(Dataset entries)
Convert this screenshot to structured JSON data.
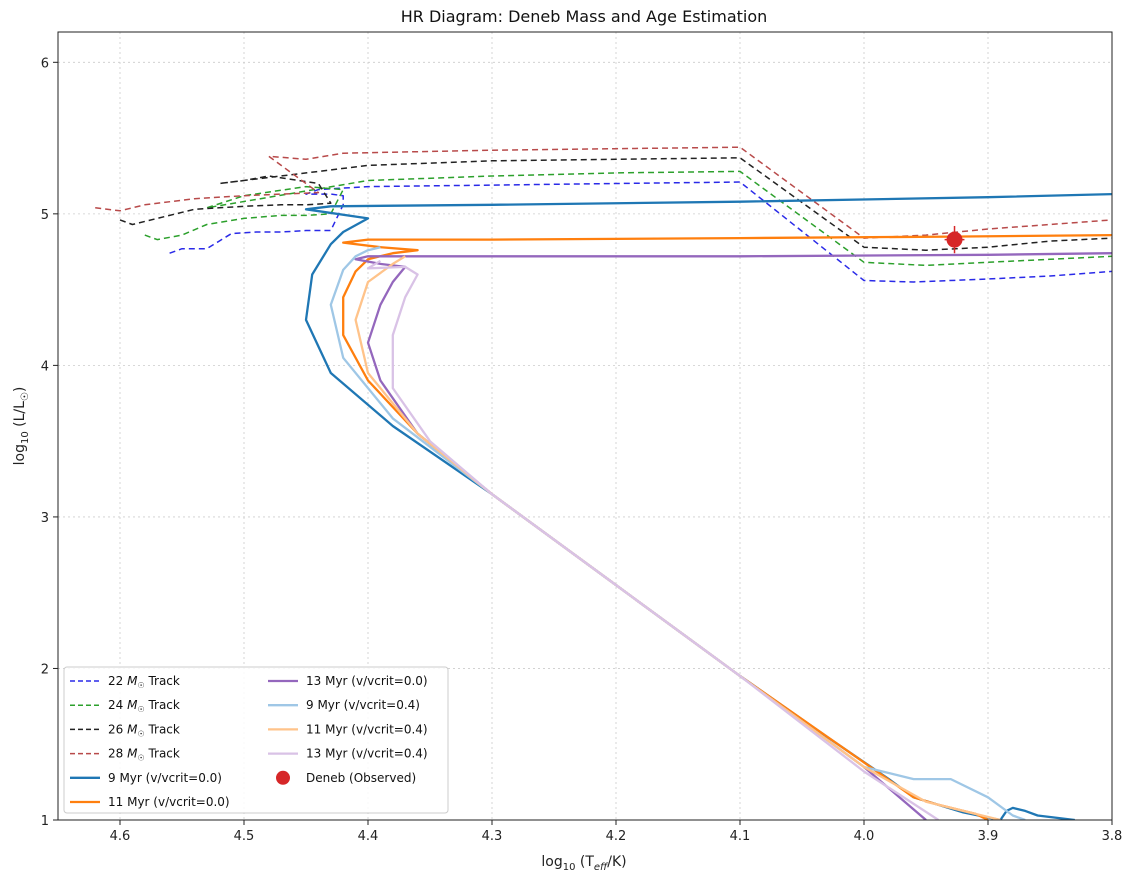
{
  "chart_data": {
    "type": "line",
    "title": "HR Diagram: Deneb Mass and Age Estimation",
    "xlabel_parts": {
      "pre": "log",
      "sub": "10",
      "mid": " (T",
      "sub2": "eff",
      "post": "/K)"
    },
    "ylabel_parts": {
      "pre": "log",
      "sub": "10",
      "mid": " (L/L",
      "sub2": "☉",
      "post": ")"
    },
    "xlim": [
      4.65,
      3.8
    ],
    "ylim": [
      1.0,
      6.2
    ],
    "x_ticks": [
      4.6,
      4.5,
      4.4,
      4.3,
      4.2,
      4.1,
      4.0,
      3.9,
      3.8
    ],
    "x_tick_labels": [
      "4.6",
      "4.5",
      "4.4",
      "4.3",
      "4.2",
      "4.1",
      "4.0",
      "3.9",
      "3.8"
    ],
    "y_ticks": [
      1,
      2,
      3,
      4,
      5,
      6
    ],
    "y_tick_labels": [
      "1",
      "2",
      "3",
      "4",
      "5",
      "6"
    ],
    "grid": true,
    "legend_placement": "lower-left",
    "series": [
      {
        "name_pre": "22 ",
        "name_M": "M",
        "name_sub": "☉",
        "name_post": " Track",
        "color": "#2a2ae8",
        "style": "dashed",
        "x": [
          4.56,
          4.55,
          4.53,
          4.52,
          4.51,
          4.49,
          4.47,
          4.45,
          4.44,
          4.43,
          4.42,
          4.42,
          4.43,
          4.45,
          4.44,
          4.4,
          4.3,
          4.2,
          4.1,
          4.0,
          3.96,
          3.9,
          3.85,
          3.8
        ],
        "y": [
          4.74,
          4.77,
          4.77,
          4.82,
          4.87,
          4.88,
          4.88,
          4.89,
          4.89,
          4.89,
          5.06,
          5.12,
          5.13,
          5.13,
          5.16,
          5.18,
          5.19,
          5.2,
          5.21,
          4.56,
          4.55,
          4.57,
          4.59,
          4.62
        ]
      },
      {
        "name_pre": "24 ",
        "name_M": "M",
        "name_sub": "☉",
        "name_post": " Track",
        "color": "#2ca02c",
        "style": "dashed",
        "x": [
          4.58,
          4.57,
          4.55,
          4.53,
          4.5,
          4.47,
          4.45,
          4.43,
          4.42,
          4.45,
          4.5,
          4.53,
          4.4,
          4.3,
          4.2,
          4.1,
          4.0,
          3.95,
          3.9,
          3.85,
          3.8
        ],
        "y": [
          4.86,
          4.83,
          4.86,
          4.93,
          4.97,
          4.99,
          4.99,
          5.0,
          5.16,
          5.18,
          5.12,
          5.04,
          5.22,
          5.25,
          5.27,
          5.28,
          4.68,
          4.66,
          4.68,
          4.7,
          4.72
        ]
      },
      {
        "name_pre": "26 ",
        "name_M": "M",
        "name_sub": "☉",
        "name_post": " Track",
        "color": "#222222",
        "style": "dashed",
        "x": [
          4.6,
          4.59,
          4.57,
          4.54,
          4.5,
          4.47,
          4.45,
          4.43,
          4.44,
          4.48,
          4.5,
          4.52,
          4.4,
          4.3,
          4.2,
          4.1,
          4.0,
          3.95,
          3.9,
          3.85,
          3.8
        ],
        "y": [
          4.96,
          4.93,
          4.97,
          5.03,
          5.05,
          5.06,
          5.06,
          5.07,
          5.2,
          5.25,
          5.22,
          5.2,
          5.32,
          5.35,
          5.36,
          5.37,
          4.78,
          4.76,
          4.78,
          4.82,
          4.84
        ]
      },
      {
        "name_pre": "28 ",
        "name_M": "M",
        "name_sub": "☉",
        "name_post": " Track",
        "color": "#b84a4a",
        "style": "dashed",
        "x": [
          4.62,
          4.6,
          4.58,
          4.54,
          4.5,
          4.47,
          4.44,
          4.47,
          4.48,
          4.45,
          4.42,
          4.3,
          4.2,
          4.1,
          4.0,
          3.95,
          3.9,
          3.85,
          3.8
        ],
        "y": [
          5.04,
          5.02,
          5.06,
          5.1,
          5.12,
          5.13,
          5.14,
          5.32,
          5.38,
          5.36,
          5.4,
          5.42,
          5.43,
          5.44,
          4.84,
          4.86,
          4.9,
          4.93,
          4.96
        ]
      },
      {
        "name_pre": "9 Myr (v/vcrit=0.0)",
        "name_M": "",
        "name_sub": "",
        "name_post": "",
        "color": "#1f77b4",
        "style": "solid",
        "x": [
          3.83,
          3.86,
          3.87,
          3.88,
          3.885,
          3.89,
          3.92,
          3.96,
          3.98,
          4.03,
          4.1,
          4.2,
          4.3,
          4.38,
          4.43,
          4.45,
          4.445,
          4.43,
          4.42,
          4.4,
          4.45,
          4.43,
          4.3,
          4.1,
          3.9,
          3.8
        ],
        "y": [
          1.0,
          1.03,
          1.06,
          1.08,
          1.06,
          1.0,
          1.05,
          1.15,
          1.27,
          1.55,
          1.95,
          2.55,
          3.15,
          3.6,
          3.95,
          4.3,
          4.6,
          4.8,
          4.88,
          4.97,
          5.03,
          5.05,
          5.06,
          5.08,
          5.11,
          5.13
        ]
      },
      {
        "name_pre": "11 Myr (v/vcrit=0.0)",
        "name_M": "",
        "name_sub": "",
        "name_post": "",
        "color": "#ff7f0e",
        "style": "solid",
        "x": [
          3.9,
          3.91,
          3.94,
          3.96,
          4.0,
          4.1,
          4.2,
          4.3,
          4.36,
          4.4,
          4.42,
          4.42,
          4.41,
          4.4,
          4.38,
          4.36,
          4.39,
          4.42,
          4.4,
          4.3,
          4.1,
          3.93,
          3.8
        ],
        "y": [
          1.0,
          1.04,
          1.1,
          1.15,
          1.38,
          1.95,
          2.55,
          3.15,
          3.55,
          3.9,
          4.2,
          4.45,
          4.62,
          4.7,
          4.74,
          4.76,
          4.78,
          4.81,
          4.83,
          4.83,
          4.84,
          4.85,
          4.86
        ]
      },
      {
        "name_pre": "13 Myr (v/vcrit=0.0)",
        "name_M": "",
        "name_sub": "",
        "name_post": "",
        "color": "#9467bd",
        "style": "solid",
        "x": [
          3.95,
          4.0,
          4.1,
          4.2,
          4.3,
          4.36,
          4.39,
          4.4,
          4.39,
          4.38,
          4.37,
          4.39,
          4.41,
          4.4,
          4.3,
          4.1,
          3.9,
          3.8
        ],
        "y": [
          1.0,
          1.35,
          1.95,
          2.55,
          3.15,
          3.55,
          3.9,
          4.15,
          4.4,
          4.55,
          4.65,
          4.67,
          4.7,
          4.72,
          4.72,
          4.72,
          4.73,
          4.74
        ]
      },
      {
        "name_pre": "9 Myr (v/vcrit=0.4)",
        "name_M": "",
        "name_sub": "",
        "name_post": "",
        "color": "#9fc7e6",
        "style": "solid",
        "x": [
          3.87,
          3.88,
          3.9,
          3.93,
          3.96,
          4.0,
          4.1,
          4.2,
          4.3,
          4.38,
          4.42,
          4.43,
          4.42,
          4.41,
          4.4,
          4.39
        ],
        "y": [
          1.0,
          1.03,
          1.15,
          1.27,
          1.27,
          1.35,
          1.95,
          2.55,
          3.15,
          3.65,
          4.05,
          4.4,
          4.63,
          4.72,
          4.76,
          4.78
        ]
      },
      {
        "name_pre": "11 Myr (v/vcrit=0.4)",
        "name_M": "",
        "name_sub": "",
        "name_post": "",
        "color": "#ffc38a",
        "style": "solid",
        "x": [
          3.89,
          3.92,
          3.95,
          4.0,
          4.1,
          4.2,
          4.3,
          4.36,
          4.4,
          4.41,
          4.4,
          4.38,
          4.37
        ],
        "y": [
          1.0,
          1.06,
          1.12,
          1.35,
          1.95,
          2.55,
          3.15,
          3.55,
          3.95,
          4.3,
          4.55,
          4.67,
          4.72
        ]
      },
      {
        "name_pre": "13 Myr (v/vcrit=0.4)",
        "name_M": "",
        "name_sub": "",
        "name_post": "",
        "color": "#d9c2e6",
        "style": "solid",
        "x": [
          3.94,
          4.0,
          4.1,
          4.2,
          4.3,
          4.35,
          4.38,
          4.38,
          4.37,
          4.36,
          4.37,
          4.4,
          4.39
        ],
        "y": [
          1.0,
          1.32,
          1.95,
          2.55,
          3.15,
          3.5,
          3.85,
          4.2,
          4.45,
          4.6,
          4.65,
          4.64,
          4.69
        ]
      }
    ],
    "observed": {
      "name": "Deneb (Observed)",
      "color": "#d62728",
      "x": 3.927,
      "y": 4.83,
      "x_err": 0.008,
      "y_err": 0.09
    }
  }
}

[EXERCISE BRIEF]: Tally the lines in the listing that hold "vcrit" and report the number alone.

[THE RESPONSE]: 6